Figure content listings

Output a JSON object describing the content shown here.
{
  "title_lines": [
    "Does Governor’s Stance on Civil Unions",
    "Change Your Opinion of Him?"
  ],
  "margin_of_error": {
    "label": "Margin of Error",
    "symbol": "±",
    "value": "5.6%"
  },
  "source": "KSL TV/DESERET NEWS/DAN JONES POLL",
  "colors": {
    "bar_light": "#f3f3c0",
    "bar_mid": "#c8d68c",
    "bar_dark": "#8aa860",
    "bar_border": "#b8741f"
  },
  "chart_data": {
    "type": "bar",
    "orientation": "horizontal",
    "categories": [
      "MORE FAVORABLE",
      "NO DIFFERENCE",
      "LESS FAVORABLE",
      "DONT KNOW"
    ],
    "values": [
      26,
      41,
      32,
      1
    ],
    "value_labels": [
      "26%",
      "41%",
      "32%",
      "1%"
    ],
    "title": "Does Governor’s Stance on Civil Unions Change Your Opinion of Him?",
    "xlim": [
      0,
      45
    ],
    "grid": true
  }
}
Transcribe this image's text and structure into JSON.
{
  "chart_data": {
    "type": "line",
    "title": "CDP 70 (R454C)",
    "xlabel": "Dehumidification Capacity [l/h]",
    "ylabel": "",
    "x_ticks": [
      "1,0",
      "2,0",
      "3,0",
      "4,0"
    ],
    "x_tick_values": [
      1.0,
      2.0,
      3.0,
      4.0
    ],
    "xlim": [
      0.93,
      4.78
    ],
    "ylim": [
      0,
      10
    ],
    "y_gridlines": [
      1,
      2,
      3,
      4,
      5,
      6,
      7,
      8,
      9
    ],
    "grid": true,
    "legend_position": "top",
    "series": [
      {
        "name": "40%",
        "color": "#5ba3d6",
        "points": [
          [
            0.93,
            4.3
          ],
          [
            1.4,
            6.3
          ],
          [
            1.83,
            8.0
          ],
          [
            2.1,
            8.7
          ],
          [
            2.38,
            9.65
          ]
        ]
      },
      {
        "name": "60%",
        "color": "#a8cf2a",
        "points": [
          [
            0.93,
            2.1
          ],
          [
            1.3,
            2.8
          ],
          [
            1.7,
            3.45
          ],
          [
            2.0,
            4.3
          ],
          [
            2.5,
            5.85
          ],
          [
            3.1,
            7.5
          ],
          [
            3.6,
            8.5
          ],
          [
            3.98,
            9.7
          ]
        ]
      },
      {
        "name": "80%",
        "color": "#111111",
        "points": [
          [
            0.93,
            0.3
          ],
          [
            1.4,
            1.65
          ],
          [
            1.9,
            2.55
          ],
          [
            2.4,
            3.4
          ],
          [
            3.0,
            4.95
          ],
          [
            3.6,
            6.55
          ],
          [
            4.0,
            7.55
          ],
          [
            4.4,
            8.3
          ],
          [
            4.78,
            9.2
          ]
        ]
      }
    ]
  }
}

#### TO BE DONE:
Print the listing above in its entirety, with every line exact.

#### EXERCISE RESPONSE:
Output a JSON object describing the content shown here.
{
  "title_lines": [
    "Does Governor’s Stance on Civil Unions",
    "Change Your Opinion of Him?"
  ],
  "margin_of_error": {
    "label": "Margin of Error",
    "symbol": "±",
    "value": "5.6%"
  },
  "source": "KSL TV/DESERET NEWS/DAN JONES POLL",
  "colors": {
    "bar_light": "#f3f3c0",
    "bar_mid": "#c8d68c",
    "bar_dark": "#8aa860",
    "bar_border": "#b8741f"
  },
  "chart_data": {
    "type": "bar",
    "orientation": "horizontal",
    "categories": [
      "MORE FAVORABLE",
      "NO DIFFERENCE",
      "LESS FAVORABLE",
      "DONT KNOW"
    ],
    "values": [
      26,
      41,
      32,
      1
    ],
    "value_labels": [
      "26%",
      "41%",
      "32%",
      "1%"
    ],
    "title": "Does Governor’s Stance on Civil Unions Change Your Opinion of Him?",
    "xlim": [
      0,
      45
    ],
    "grid": true
  }
}
Transcribe this image's text and structure into JSON.
{
  "chart_data": {
    "type": "line",
    "title": "CDP 70 (R454C)",
    "xlabel": "Dehumidification Capacity [l/h]",
    "ylabel": "",
    "x_ticks": [
      "1,0",
      "2,0",
      "3,0",
      "4,0"
    ],
    "x_tick_values": [
      1.0,
      2.0,
      3.0,
      4.0
    ],
    "xlim": [
      0.93,
      4.78
    ],
    "ylim": [
      0,
      10
    ],
    "y_gridlines": [
      1,
      2,
      3,
      4,
      5,
      6,
      7,
      8,
      9
    ],
    "grid": true,
    "legend_position": "top",
    "series": [
      {
        "name": "40%",
        "color": "#5ba3d6",
        "points": [
          [
            0.93,
            4.3
          ],
          [
            1.4,
            6.3
          ],
          [
            1.83,
            8.0
          ],
          [
            2.1,
            8.7
          ],
          [
            2.38,
            9.65
          ]
        ]
      },
      {
        "name": "60%",
        "color": "#a8cf2a",
        "points": [
          [
            0.93,
            2.1
          ],
          [
            1.3,
            2.8
          ],
          [
            1.7,
            3.45
          ],
          [
            2.0,
            4.3
          ],
          [
            2.5,
            5.85
          ],
          [
            3.1,
            7.5
          ],
          [
            3.6,
            8.5
          ],
          [
            3.98,
            9.7
          ]
        ]
      },
      {
        "name": "80%",
        "color": "#111111",
        "points": [
          [
            0.93,
            0.3
          ],
          [
            1.4,
            1.65
          ],
          [
            1.9,
            2.55
          ],
          [
            2.4,
            3.4
          ],
          [
            3.0,
            4.95
          ],
          [
            3.6,
            6.55
          ],
          [
            4.0,
            7.55
          ],
          [
            4.4,
            8.3
          ],
          [
            4.78,
            9.2
          ]
        ]
      }
    ]
  }
}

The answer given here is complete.